◆ Problem statement
Wherever a line in the data below holds "this", copy that line.

◆ Data to use

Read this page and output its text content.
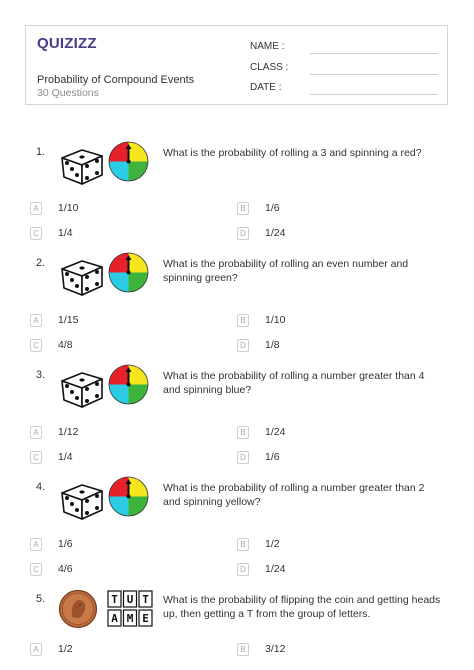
QUIZIZZ
Probability of Compound Events
30 Questions
NAME :
CLASS :
DATE :
1.	What is the probability of rolling a 3 and spinning a red?
A	1/10	B	1/6
C 1/4	D 1/24
2.	What is the probability of rolling an even number and spinning green?
A	1/15	B	1/10
C 4/8	D 1/8
3.	What is the probability of rolling a number greater than 4 and spinning blue?
A	1/12	B	1/24
C 1/4	D 1/6
4.	What is the probability of rolling a number greater than 2 and spinning yellow?
A	1/6	B	1/2
C 4/6	D 1/24
5.	T U T
A M E
What is the probability of flipping the coin and getting heads up, then getting a T from the group of letters.
A	1/2	B	3/12
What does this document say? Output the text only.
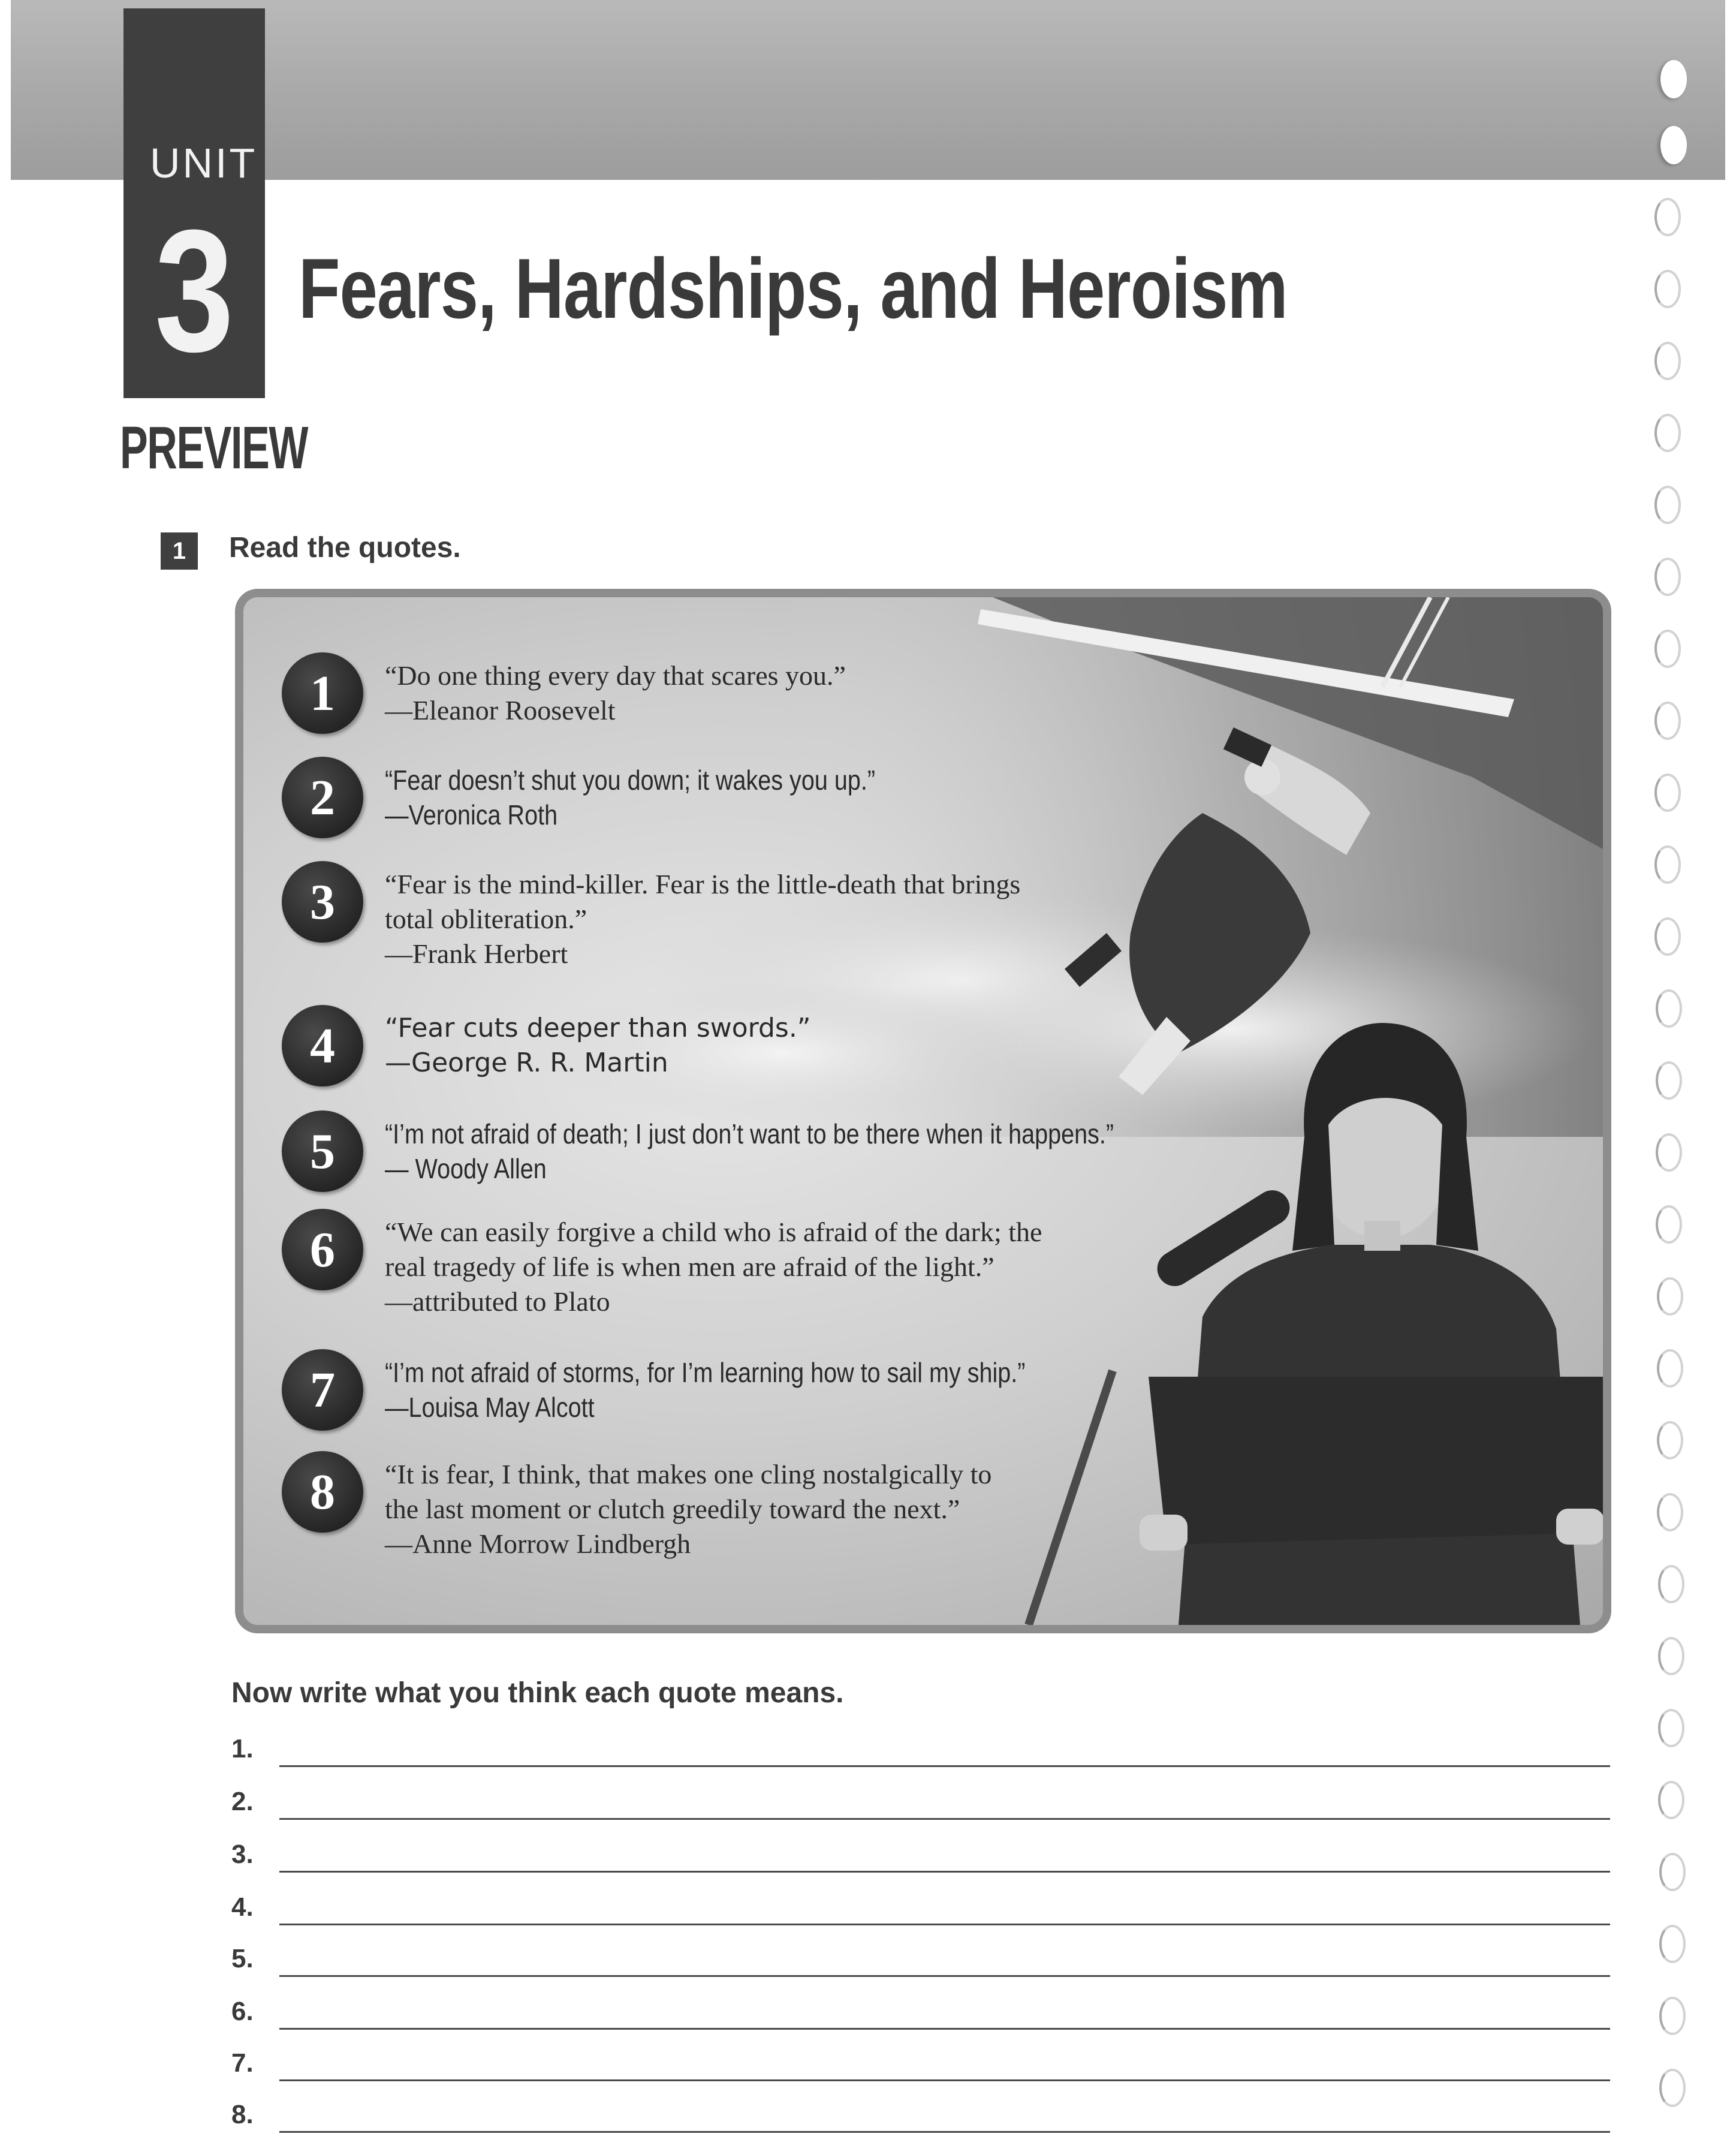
UNIT
3 Fears, Hardships, and Heroism
PREVIEW
1	Read the quotes.
1	“Do one thing every day that scares you.”
—Eleanor Roosevelt
2	“Fear doesn’t shut you down; it wakes you up.”
—Veronica Roth
3	“Fear is the mind-killer. Fear is the little-death that brings
total obliteration.”
—Frank Herbert
4	“Fear cuts deeper than swords.”
—George R. R. Martin
5	“I’m not afraid of death; I just don’t want to be there when it happens.”
— Woody Allen
6	“We can easily forgive a child who is afraid of the dark; the
real tragedy of life is when men are afraid of the light.”
—attributed to Plato
7	“I’m not afraid of storms, for I’m learning how to sail my ship.”
—Louisa May Alcott
8	“It is fear, I think, that makes one cling nostalgically to
the last moment or clutch greedily toward the next.”
—Anne Morrow Lindbergh
Now write what you think each quote means.
1.
2.
3.
4.
5.
6.
7.
8.
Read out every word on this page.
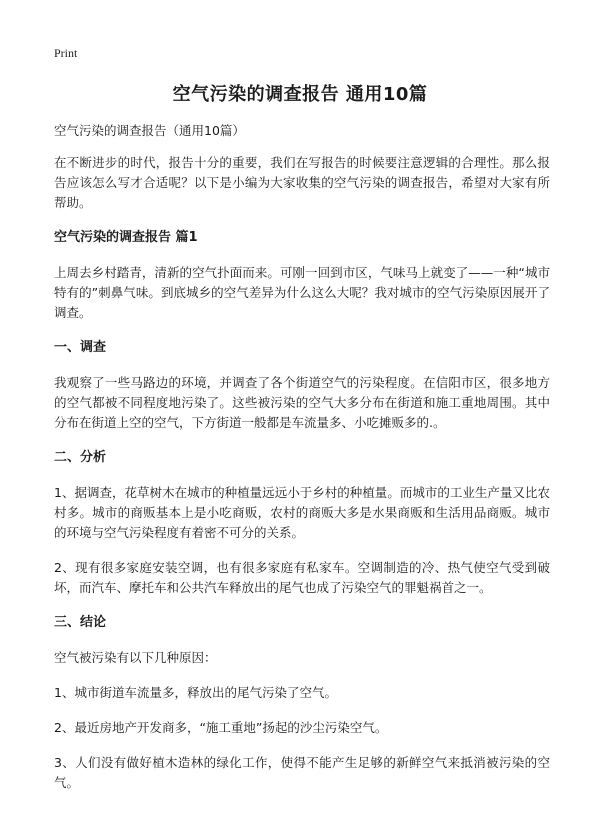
Print
空气污染的调查报告 通用10篇

空气污染的调查报告（通用10篇）

在不断进步的时代，报告十分的重要，我们在写报告的时候要注意逻辑的合理性。那么报告应该怎么写才合适呢？以下是小编为大家收集的空气污染的调查报告，希望对大家有所帮助。

空气污染的调查报告 篇1

上周去乡村踏青，清新的空气扑面而来。可刚一回到市区，气味马上就变了——一种“城市特有的”刺鼻气味。到底城乡的空气差异为什么这么大呢？我对城市的空气污染原因展开了调查。

一、调查

我观察了一些马路边的环境，并调查了各个街道空气的污染程度。在信阳市区，很多地方的空气都被不同程度地污染了。这些被污染的空气大多分布在街道和施工重地周围。其中分布在街道上空的空气，下方街道一般都是车流量多、小吃摊贩多的.。

二、分析

1、据调查，花草树木在城市的种植量远远小于乡村的种植量。而城市的工业生产量又比农村多。城市的商贩基本上是小吃商贩，农村的商贩大多是水果商贩和生活用品商贩。城市的环境与空气污染程度有着密不可分的关系。

2、现有很多家庭安装空调，也有很多家庭有私家车。空调制造的冷、热气使空气受到破坏，而汽车、摩托车和公共汽车释放出的尾气也成了污染空气的罪魁祸首之一。

三、结论

空气被污染有以下几种原因：

1、城市街道车流量多，释放出的尾气污染了空气。

2、最近房地产开发商多，“施工重地”扬起的沙尘污染空气。

3、人们没有做好植木造林的绿化工作，使得不能产生足够的新鲜空气来抵消被污染的空气。
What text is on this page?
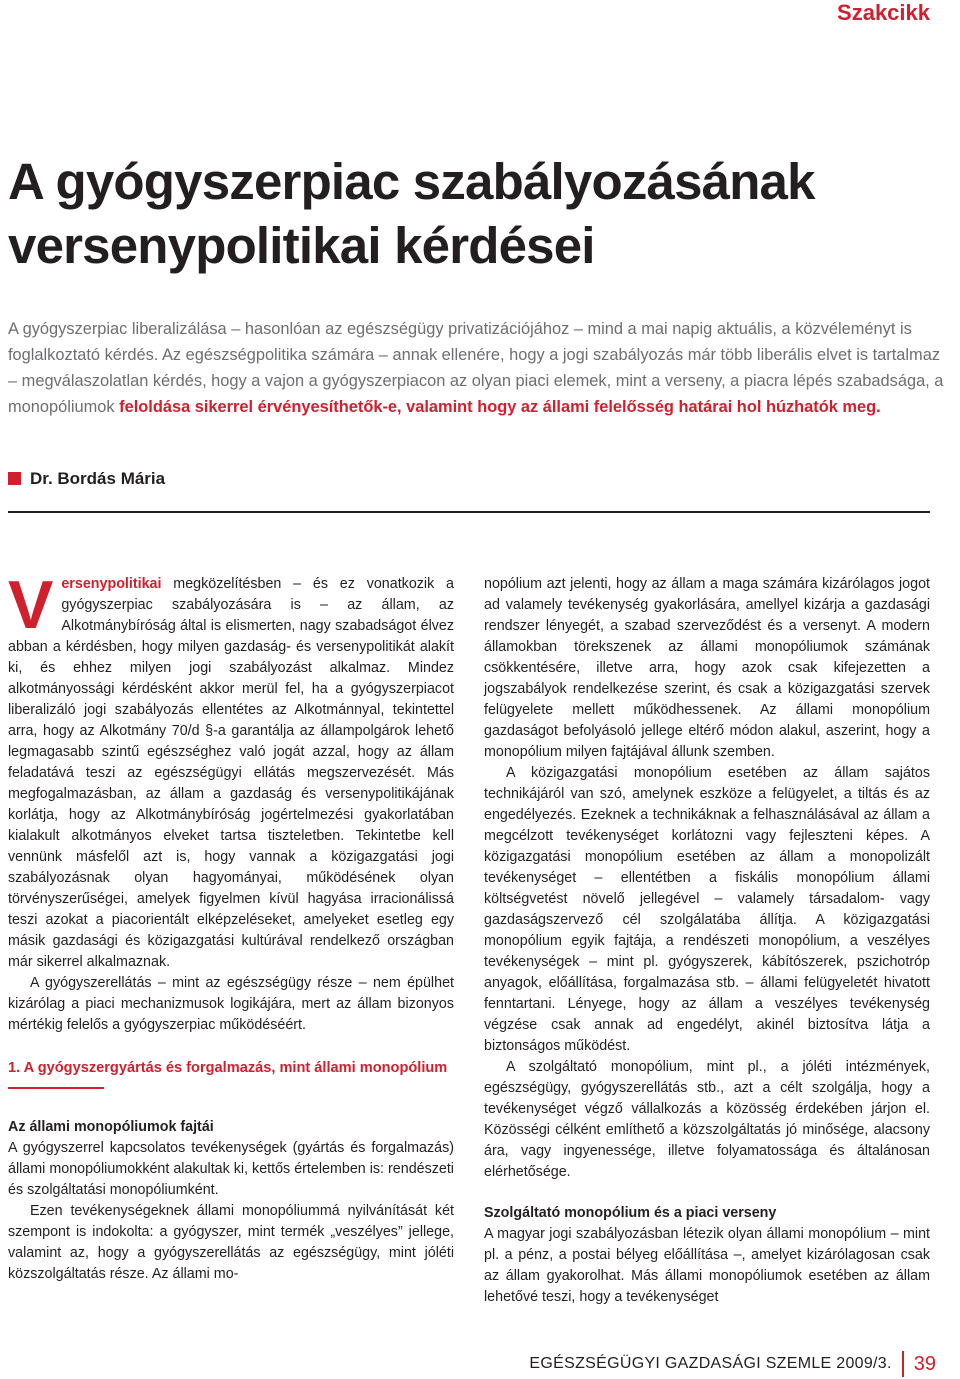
Szakcikk
A gyógyszerpiac szabályozásának versenypolitikai kérdései

A gyógyszerpiac liberalizálása – hasonlóan az egészségügy privatizációjához – mind a mai napig aktuális, a közvéleményt is foglalkoztató kérdés. Az egészségpolitika számára – annak ellenére, hogy a jogi szabályozás már több liberális elvet is tartalmaz – megválaszolatlan kérdés, hogy a vajon a gyógyszerpiacon az olyan piaci elemek, mint a verseny, a piacra lépés szabadsága, a monopóliumok feloldása sikerrel érvényesíthetők-e, valamint hogy az állami felelősség határai hol húzhatók meg.

Dr. Bordás Mária

Versenypolitikai megközelítésben – és ez vonatkozik a gyógyszerpiac szabályozására is – az állam, az Alkotmánybíróság által is elismerten, nagy szabadságot élvez abban a kérdésben, hogy milyen gazdaság- és versenypolitikát alakít ki, és ehhez milyen jogi szabályozást alkalmaz. Mindez alkotmányossági kérdésként akkor merül fel, ha a gyógyszerpiacot liberalizáló jogi szabályozás ellentétes az Alkotmánnyal, tekintettel arra, hogy az Alkotmány 70/d §-a garantálja az állampolgárok lehető legmagasabb szintű egészséghez való jogát azzal, hogy az állam feladatává teszi az egészségügyi ellátás megszervezését. Más megfogalmazásban, az állam a gazdaság és versenypolitikájának korlátja, hogy az Alkotmánybíróság jogértelmezési gyakorlatában kialakult alkotmányos elveket tartsa tiszteletben. Tekintetbe kell vennünk másfelől azt is, hogy vannak a közigazgatási jogi szabályozásnak olyan hagyományai, működésének olyan törvényszerűségei, amelyek figyelmen kívül hagyása irracionálissá teszi azokat a piacorientált elképzeléseket, amelyeket esetleg egy másik gazdasági és közigazgatási kultúrával rendelkező országban már sikerrel alkalmaznak.

A gyógyszerellátás – mint az egészségügy része – nem épülhet kizárólag a piaci mechanizmusok logikájára, mert az állam bizonyos mértékig felelős a gyógyszerpiac működéséért.

1. A gyógyszergyártás és forgalmazás, mint állami monopólium
Az állami monopóliumok fajtái

A gyógyszerrel kapcsolatos tevékenységek (gyártás és forgalmazás) állami monopóliumokként alakultak ki, kettős értelemben is: rendészeti és szolgáltatási monopóliumként.

Ezen tevékenységeknek állami monopóliummá nyilvánítását két szempont is indokolta: a gyógyszer, mint termék „veszélyes” jellege, valamint az, hogy a gyógyszerellátás az egészségügy, mint jóléti közszolgáltatás része. Az állami mo-

nopólium azt jelenti, hogy az állam a maga számára kizárólagos jogot ad valamely tevékenység gyakorlására, amellyel kizárja a gazdasági rendszer lényegét, a szabad szerveződést és a versenyt. A modern államokban törekszenek az állami monopóliumok számának csökkentésére, illetve arra, hogy azok csak kifejezetten a jogszabályok rendelkezése szerint, és csak a közigazgatási szervek felügyelete mellett működhessenek. Az állami monopólium gazdaságot befolyásoló jellege eltérő módon alakul, aszerint, hogy a monopólium milyen fajtájával állunk szemben.

A közigazgatási monopólium esetében az állam sajátos technikájáról van szó, amelynek eszköze a felügyelet, a tiltás és az engedélyezés. Ezeknek a technikáknak a felhasználásával az állam a megcélzott tevékenységet korlátozni vagy fejleszteni képes. A közigazgatási monopólium esetében az állam a monopolizált tevékenységet – ellentétben a fiskális monopólium állami költségvetést növelő jellegével – valamely társadalom- vagy gazdaságszervező cél szolgálatába állítja. A közigazgatási monopólium egyik fajtája, a rendészeti monopólium, a veszélyes tevékenységek – mint pl. gyógyszerek, kábítószerek, pszichotróp anyagok, előállítása, forgalmazása stb. – állami felügyeletét hivatott fenntartani. Lényege, hogy az állam a veszélyes tevékenység végzése csak annak ad engedélyt, akinél biztosítva látja a biztonságos működést.

A szolgáltató monopólium, mint pl., a jóléti intézmények, egészségügy, gyógyszerellátás stb., azt a célt szolgálja, hogy a tevékenységet végző vállalkozás a közösség érdekében járjon el. Közösségi célként említhető a közszolgáltatás jó minősége, alacsony ára, vagy ingyenessége, illetve folyamatossága és általánosan elérhetősége.

Szolgáltató monopólium és a piaci verseny

A magyar jogi szabályozásban létezik olyan állami monopólium – mint pl. a pénz, a postai bélyeg előállítása –, amelyet kizárólagosan csak az állam gyakorolhat. Más állami monopóliumok esetében az állam lehetővé teszi, hogy a tevékenységet

EGÉSZSÉGÜGYI GAZDASÁGI SZEMLE 2009/3. 39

◆ Response to the task
Read this page and output its text content.
What does this document say? Output the text only.
Read out every word on this page.
What text is on this page?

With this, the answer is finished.